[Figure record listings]
━━━━━━

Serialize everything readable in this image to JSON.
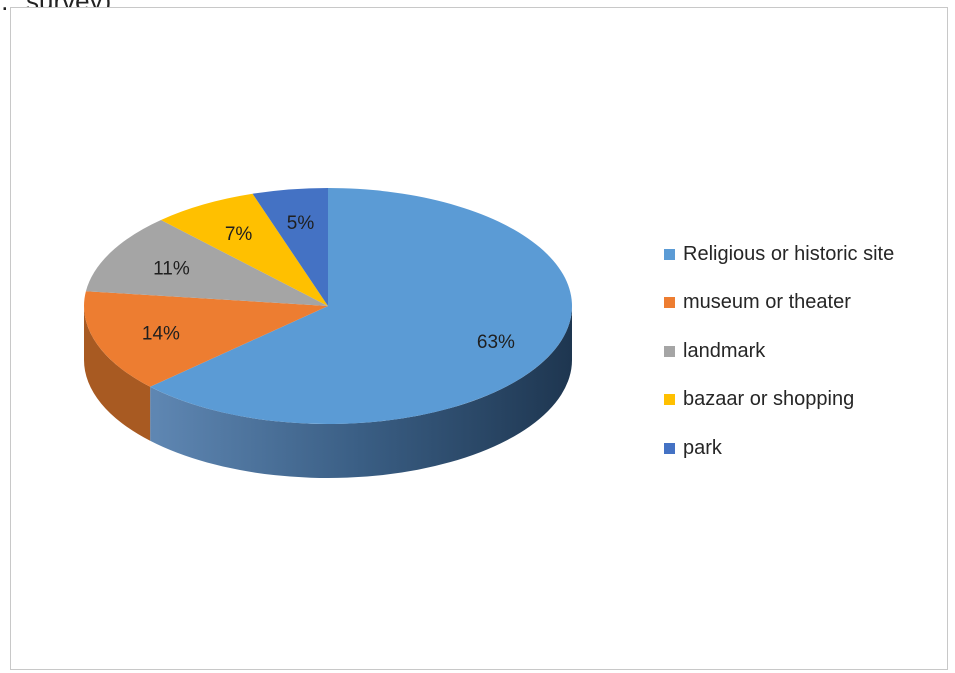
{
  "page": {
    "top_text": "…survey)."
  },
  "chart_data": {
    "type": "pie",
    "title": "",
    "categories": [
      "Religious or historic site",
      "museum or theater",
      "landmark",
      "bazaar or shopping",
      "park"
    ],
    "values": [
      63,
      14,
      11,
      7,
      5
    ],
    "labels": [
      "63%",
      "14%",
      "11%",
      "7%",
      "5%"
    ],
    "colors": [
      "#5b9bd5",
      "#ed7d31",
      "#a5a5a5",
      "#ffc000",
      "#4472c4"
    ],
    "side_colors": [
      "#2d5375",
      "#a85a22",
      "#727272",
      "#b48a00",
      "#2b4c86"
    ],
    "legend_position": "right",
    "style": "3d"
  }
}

━━━━━━

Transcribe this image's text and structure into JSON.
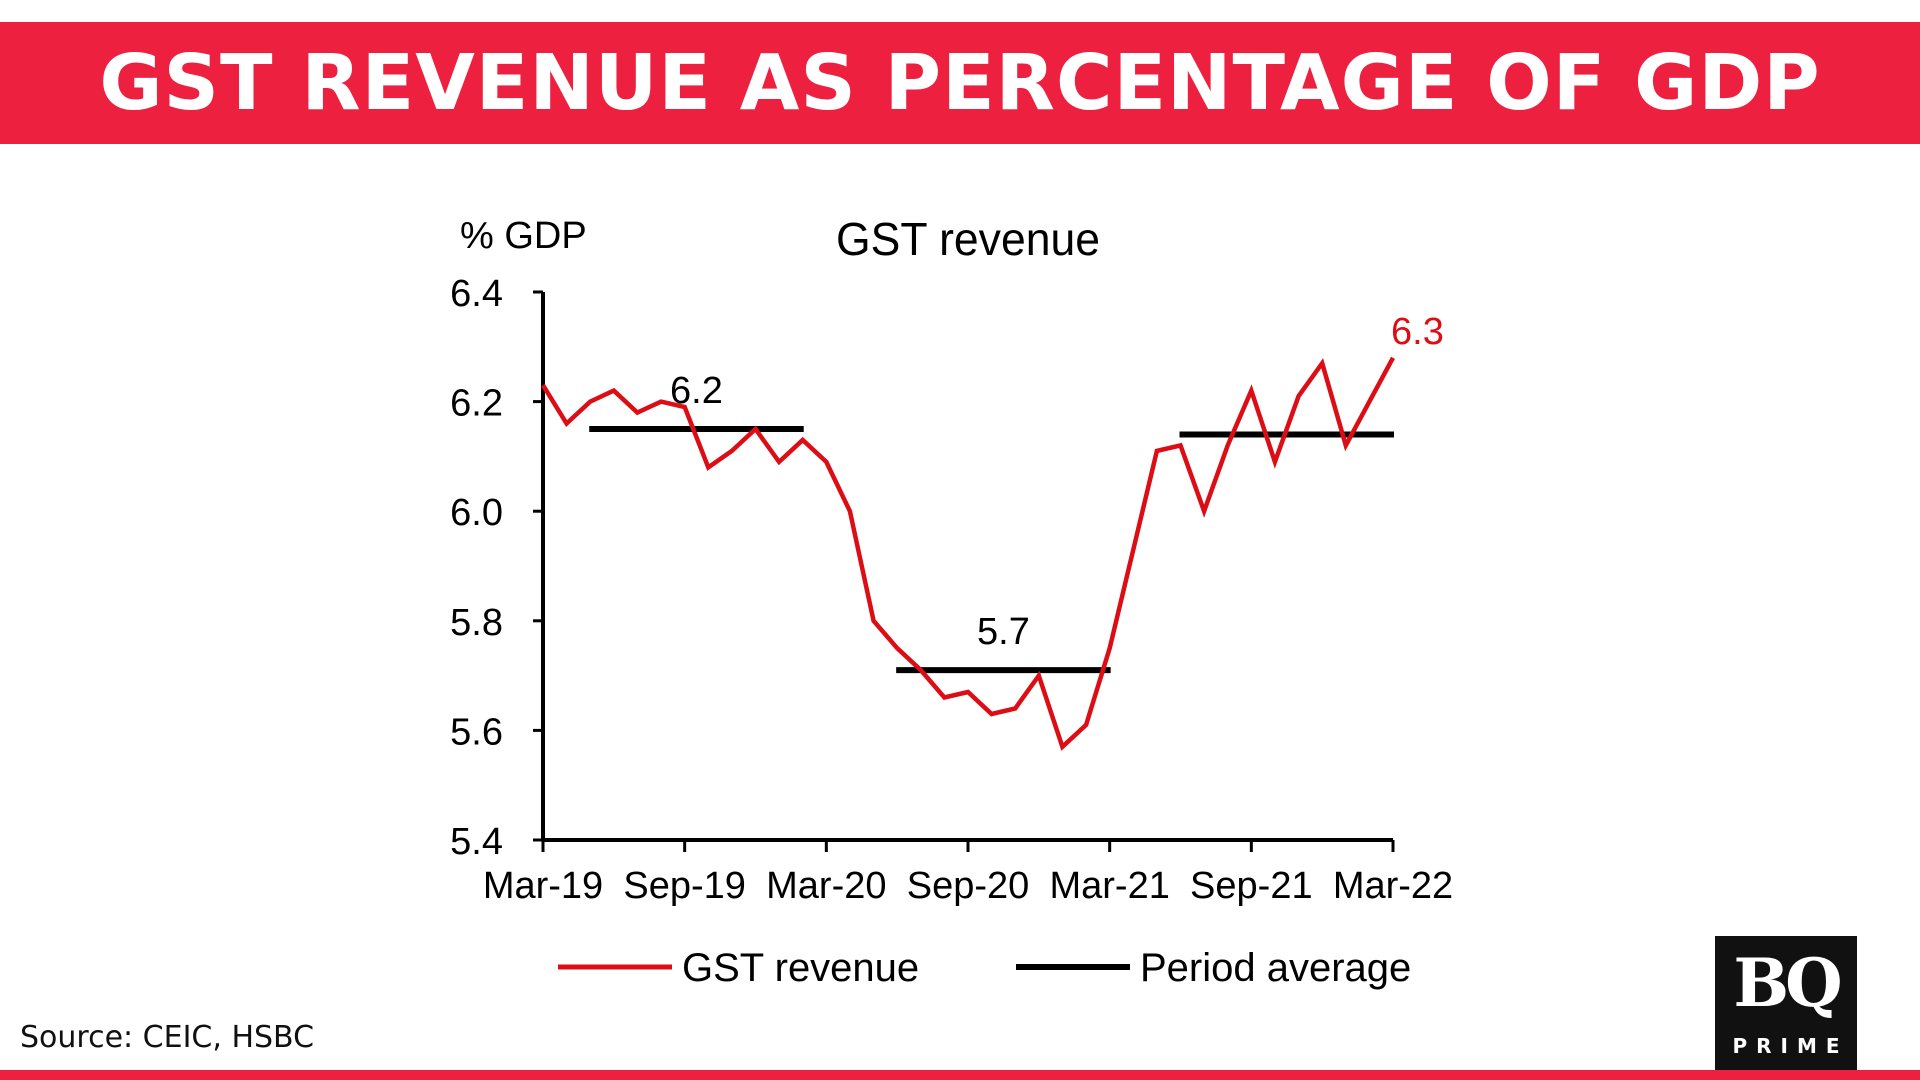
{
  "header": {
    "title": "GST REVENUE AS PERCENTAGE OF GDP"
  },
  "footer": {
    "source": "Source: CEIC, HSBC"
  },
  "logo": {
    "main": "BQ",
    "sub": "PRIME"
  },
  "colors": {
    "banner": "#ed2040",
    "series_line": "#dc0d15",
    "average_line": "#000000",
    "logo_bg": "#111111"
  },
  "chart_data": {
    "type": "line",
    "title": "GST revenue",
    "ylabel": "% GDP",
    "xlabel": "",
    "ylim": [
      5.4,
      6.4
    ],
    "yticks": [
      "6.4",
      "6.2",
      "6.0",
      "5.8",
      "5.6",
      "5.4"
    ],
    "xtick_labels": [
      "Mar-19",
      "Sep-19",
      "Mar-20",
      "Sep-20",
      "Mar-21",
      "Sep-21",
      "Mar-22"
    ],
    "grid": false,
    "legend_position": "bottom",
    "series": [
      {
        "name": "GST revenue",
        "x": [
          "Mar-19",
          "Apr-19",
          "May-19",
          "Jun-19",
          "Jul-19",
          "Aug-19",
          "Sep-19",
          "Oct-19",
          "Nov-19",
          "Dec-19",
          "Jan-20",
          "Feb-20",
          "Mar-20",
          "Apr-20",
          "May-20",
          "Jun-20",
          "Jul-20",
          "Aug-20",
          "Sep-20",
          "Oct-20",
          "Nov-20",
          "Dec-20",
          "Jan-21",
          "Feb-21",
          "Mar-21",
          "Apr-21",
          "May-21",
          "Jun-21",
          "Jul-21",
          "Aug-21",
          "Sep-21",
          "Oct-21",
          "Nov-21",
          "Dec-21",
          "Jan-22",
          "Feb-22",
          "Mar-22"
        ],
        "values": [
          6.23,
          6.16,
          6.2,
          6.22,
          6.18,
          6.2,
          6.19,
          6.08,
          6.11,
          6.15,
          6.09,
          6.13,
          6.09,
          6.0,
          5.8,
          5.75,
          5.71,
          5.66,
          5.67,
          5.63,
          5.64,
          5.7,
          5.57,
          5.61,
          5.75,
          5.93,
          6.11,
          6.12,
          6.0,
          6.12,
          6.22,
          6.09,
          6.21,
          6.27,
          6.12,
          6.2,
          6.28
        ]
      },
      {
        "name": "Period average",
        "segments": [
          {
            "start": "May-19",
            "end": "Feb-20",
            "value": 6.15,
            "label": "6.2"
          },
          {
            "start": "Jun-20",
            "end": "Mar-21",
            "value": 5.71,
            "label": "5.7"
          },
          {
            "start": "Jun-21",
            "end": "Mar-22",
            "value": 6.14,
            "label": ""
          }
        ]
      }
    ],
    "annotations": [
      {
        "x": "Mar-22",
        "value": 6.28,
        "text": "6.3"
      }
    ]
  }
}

━━━━━━

> [Stated goal]
How many lines in these entries hold the string "name"? Answer with the number alone.

> [Written response]
2